TASK DETAILS
List each line in which the string "Export" appears.

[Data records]

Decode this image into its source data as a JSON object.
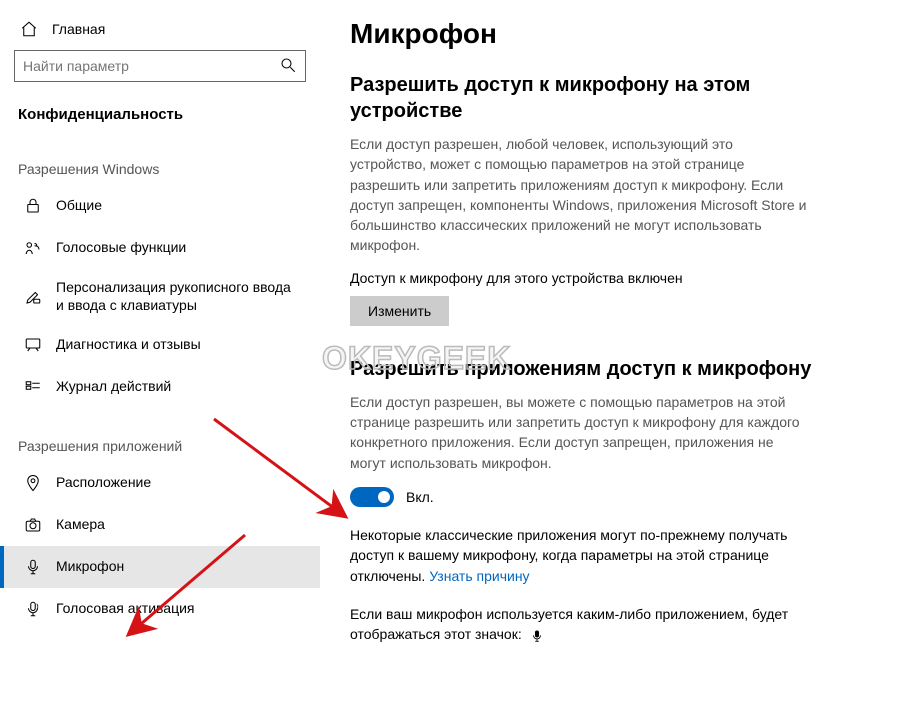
{
  "home_label": "Главная",
  "search_placeholder": "Найти параметр",
  "privacy_header": "Конфиденциальность",
  "section_win": "Разрешения Windows",
  "nav_win": [
    {
      "label": "Общие"
    },
    {
      "label": "Голосовые функции"
    },
    {
      "label": "Персонализация рукописного ввода и ввода с клавиатуры"
    },
    {
      "label": "Диагностика и отзывы"
    },
    {
      "label": "Журнал действий"
    }
  ],
  "section_app": "Разрешения приложений",
  "nav_app": [
    {
      "label": "Расположение"
    },
    {
      "label": "Камера"
    },
    {
      "label": "Микрофон"
    },
    {
      "label": "Голосовая активация"
    }
  ],
  "page_title": "Микрофон",
  "sec1_title": "Разрешить доступ к микрофону на этом устройстве",
  "sec1_body": "Если доступ разрешен, любой человек, использующий это устройство, может с помощью параметров на этой странице разрешить или запретить приложениям доступ к микрофону. Если доступ запрещен, компоненты Windows, приложения Microsoft Store и большинство классических приложений не могут использовать микрофон.",
  "sec1_status": "Доступ к микрофону для этого устройства включен",
  "change_btn": "Изменить",
  "sec2_title": "Разрешить приложениям доступ к микрофону",
  "sec2_body": "Если доступ разрешен, вы можете с помощью параметров на этой странице разрешить или запретить доступ к микрофону для каждого конкретного приложения. Если доступ запрещен, приложения не могут использовать микрофон.",
  "toggle_label": "Вкл.",
  "note_text_a": "Некоторые классические приложения могут по-прежнему получать доступ к вашему микрофону, когда параметры на этой странице отключены. ",
  "note_link": "Узнать причину",
  "footer_text": "Если ваш микрофон используется каким-либо приложением, будет отображаться этот значок:",
  "watermark": "OKEYGEEK"
}
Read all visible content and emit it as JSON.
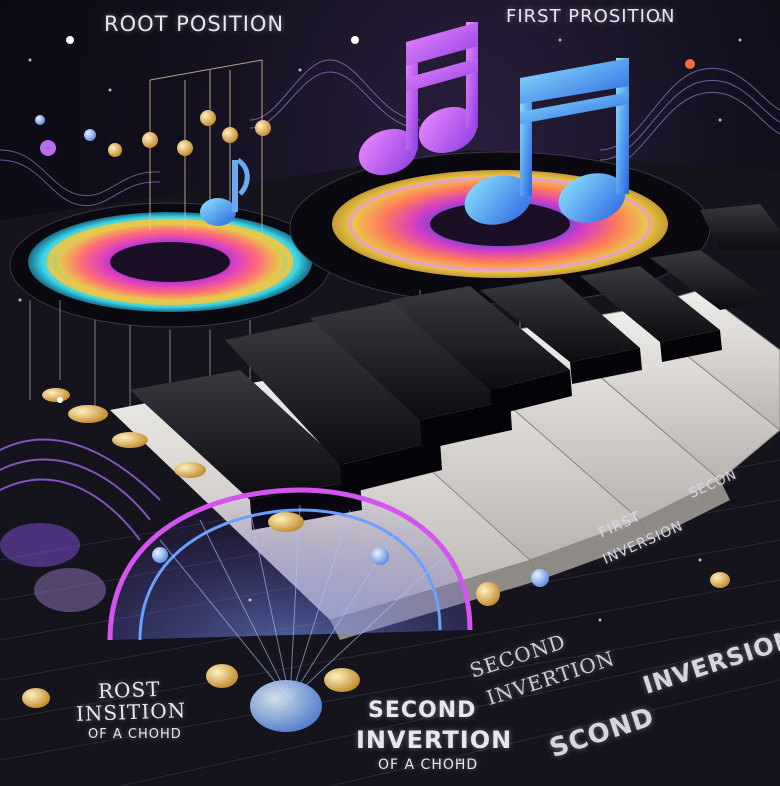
{
  "labels": {
    "root_position": "ROOT POSITION",
    "first_prosition": "FIRST PROSITION",
    "rost": "ROST",
    "insition": "INSITION",
    "of_a_chohd_left": "OF A CHOHD",
    "second": "SECOND",
    "invertion": "INVERTION",
    "of_a_chohd_center": "OF A CHOHD",
    "second_diag": "SECOND",
    "invertion_diag": "INVERTION",
    "first_right": "FIRST",
    "inversion_right": "INVERSION",
    "seco_right": "SECON",
    "scond": "SCOND",
    "inversion_big": "INVERSION"
  },
  "colors": {
    "note_pink": "#d45cf0",
    "note_blue": "#4aa0f0",
    "ring_cyan": "#38d6e8",
    "ring_yellow": "#e8c84a",
    "ring_magenta": "#d43cc8",
    "key_black": "#151418",
    "key_white": "#dcdad8",
    "glow_purple": "#9a5cff",
    "bead_gold": "#e8b84a"
  },
  "icons": [
    "music-note-pink-icon",
    "music-note-blue-icon",
    "music-note-small-icon"
  ]
}
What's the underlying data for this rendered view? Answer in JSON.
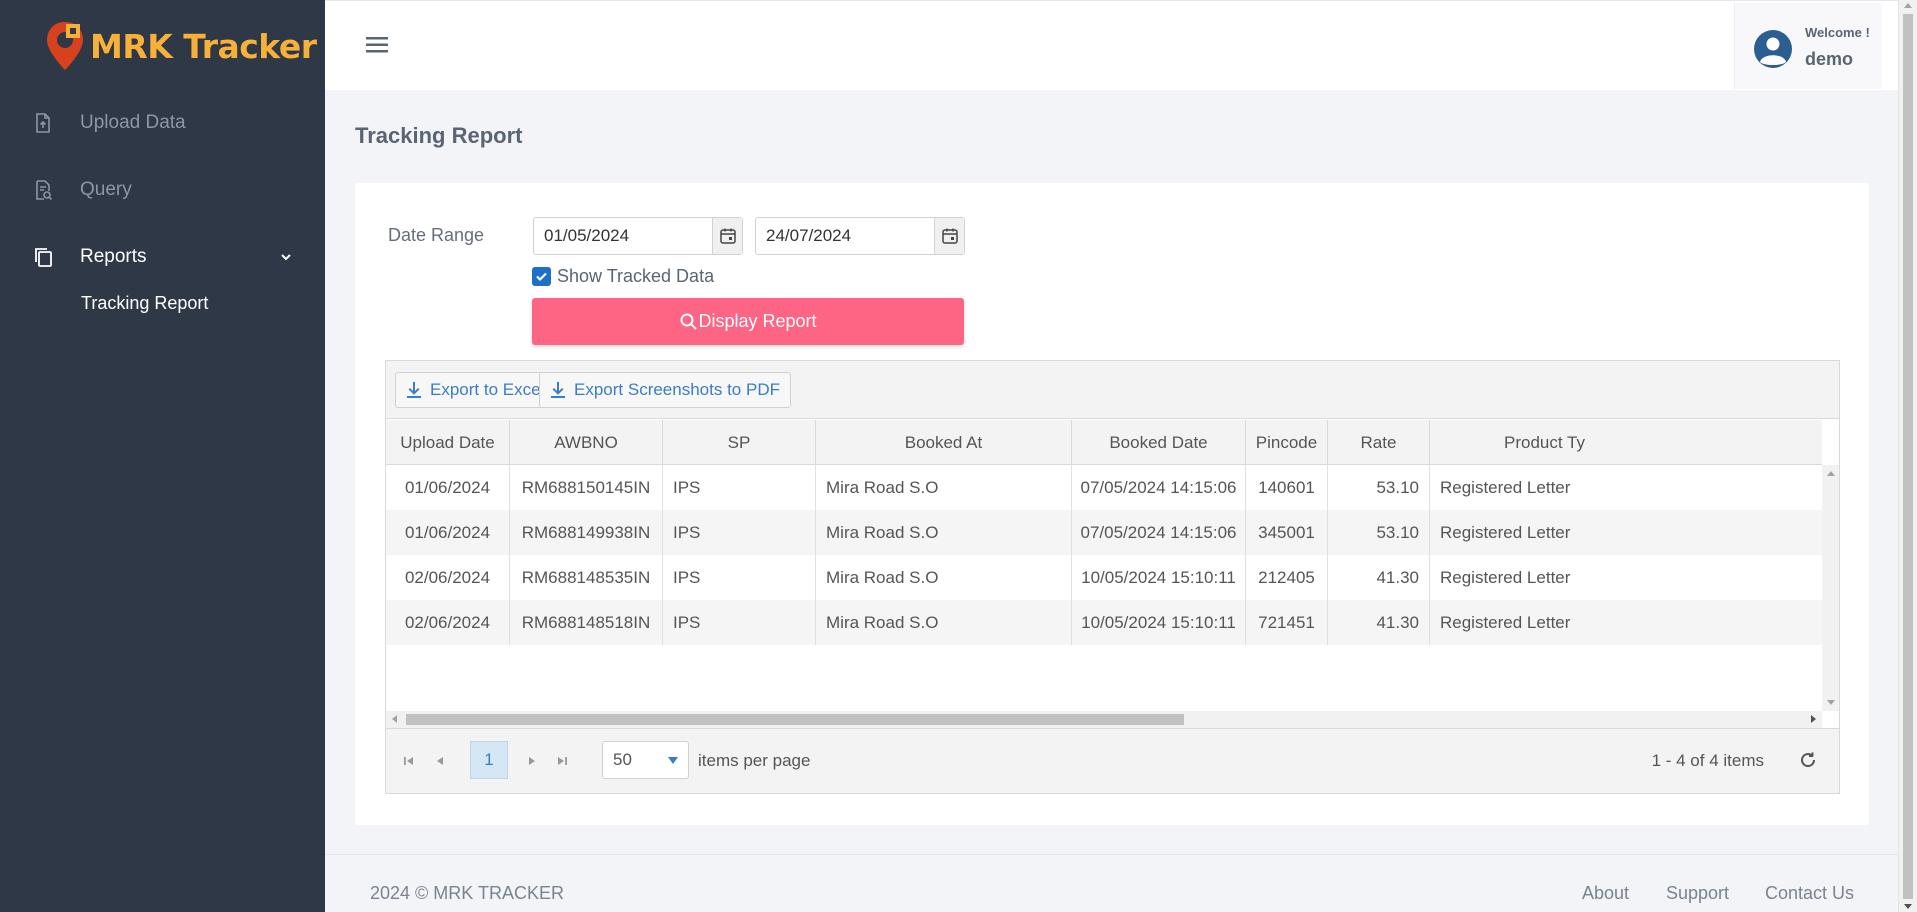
{
  "app": {
    "name": "MRK Tracker"
  },
  "sidebar": {
    "items": [
      {
        "label": "Upload Data"
      },
      {
        "label": "Query"
      },
      {
        "label": "Reports"
      }
    ],
    "subitems": [
      {
        "label": "Tracking Report"
      }
    ]
  },
  "header": {
    "welcome": "Welcome !",
    "username": "demo"
  },
  "page": {
    "title": "Tracking Report"
  },
  "form": {
    "date_range_label": "Date Range",
    "from_date": "01/05/2024",
    "to_date": "24/07/2024",
    "show_tracked_label": "Show Tracked Data",
    "show_tracked_checked": true,
    "display_button": "Display Report"
  },
  "grid": {
    "toolbar": {
      "export_excel": "Export to Excel",
      "export_pdf": "Export Screenshots to PDF"
    },
    "columns": [
      "Upload Date",
      "AWBNO",
      "SP",
      "Booked At",
      "Booked Date",
      "Pincode",
      "Rate",
      "Product Ty"
    ],
    "rows": [
      [
        "01/06/2024",
        "RM688150145IN",
        "IPS",
        "Mira Road S.O",
        "07/05/2024 14:15:06",
        "140601",
        "53.10",
        "Registered Letter"
      ],
      [
        "01/06/2024",
        "RM688149938IN",
        "IPS",
        "Mira Road S.O",
        "07/05/2024 14:15:06",
        "345001",
        "53.10",
        "Registered Letter"
      ],
      [
        "02/06/2024",
        "RM688148535IN",
        "IPS",
        "Mira Road S.O",
        "10/05/2024 15:10:11",
        "212405",
        "41.30",
        "Registered Letter"
      ],
      [
        "02/06/2024",
        "RM688148518IN",
        "IPS",
        "Mira Road S.O",
        "10/05/2024 15:10:11",
        "721451",
        "41.30",
        "Registered Letter"
      ]
    ],
    "pager": {
      "current_page": "1",
      "page_size": "50",
      "items_per_page_label": "items per page",
      "info": "1 - 4 of 4 items"
    }
  },
  "footer": {
    "copyright": "2024 © MRK TRACKER",
    "links": [
      "About",
      "Support",
      "Contact Us"
    ]
  },
  "colors": {
    "sidebar": "#2f3846",
    "accent": "#fe6585",
    "link": "#3b7dc5",
    "logo": "#f7b13a"
  },
  "icons": [
    "map-pin-icon",
    "file-upload-icon",
    "file-search-icon",
    "copy-icon",
    "chevron-down-icon",
    "hamburger-icon",
    "user-avatar-icon",
    "calendar-icon",
    "search-icon",
    "download-icon",
    "refresh-icon"
  ]
}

EXERCISE RESPONSE
      "export_excel": "Export to Excel",
      "export_pdf": "Export Screenshots to PDF"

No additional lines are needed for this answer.